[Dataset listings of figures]
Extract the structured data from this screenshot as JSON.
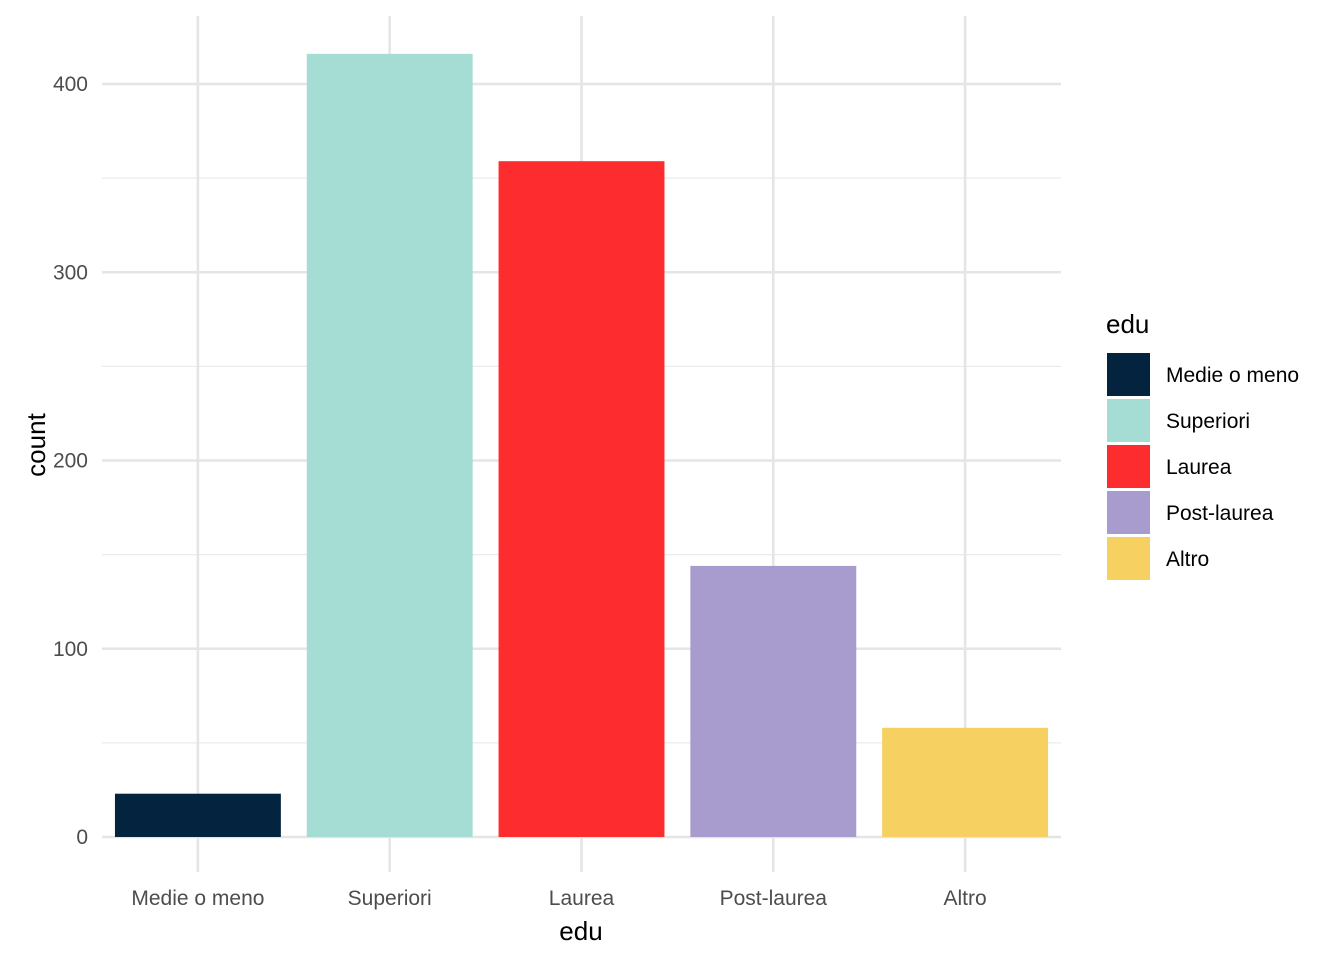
{
  "chart_data": {
    "type": "bar",
    "categories": [
      "Medie o meno",
      "Superiori",
      "Laurea",
      "Post-laurea",
      "Altro"
    ],
    "values": [
      23,
      416,
      359,
      144,
      58
    ],
    "colors": [
      "#03233f",
      "#a5dcd4",
      "#fd2d2f",
      "#a89cce",
      "#f7d062"
    ],
    "xlabel": "edu",
    "ylabel": "count",
    "ylim": [
      0,
      440
    ],
    "yticks": [
      0,
      100,
      200,
      300,
      400
    ],
    "grid": true,
    "legend": {
      "title": "edu",
      "placement": "right",
      "entries": [
        "Medie o meno",
        "Superiori",
        "Laurea",
        "Post-laurea",
        "Altro"
      ]
    }
  }
}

* The request: Copy the whole listing above word for word but do not carry over the pictures.

* Written answer:
Extract the structured data from this screenshot as JSON.
{
  "chart_data": {
    "type": "bar",
    "categories": [
      "Medie o meno",
      "Superiori",
      "Laurea",
      "Post-laurea",
      "Altro"
    ],
    "values": [
      23,
      416,
      359,
      144,
      58
    ],
    "colors": [
      "#03233f",
      "#a5dcd4",
      "#fd2d2f",
      "#a89cce",
      "#f7d062"
    ],
    "xlabel": "edu",
    "ylabel": "count",
    "ylim": [
      0,
      440
    ],
    "yticks": [
      0,
      100,
      200,
      300,
      400
    ],
    "grid": true,
    "legend": {
      "title": "edu",
      "placement": "right",
      "entries": [
        "Medie o meno",
        "Superiori",
        "Laurea",
        "Post-laurea",
        "Altro"
      ]
    }
  }
}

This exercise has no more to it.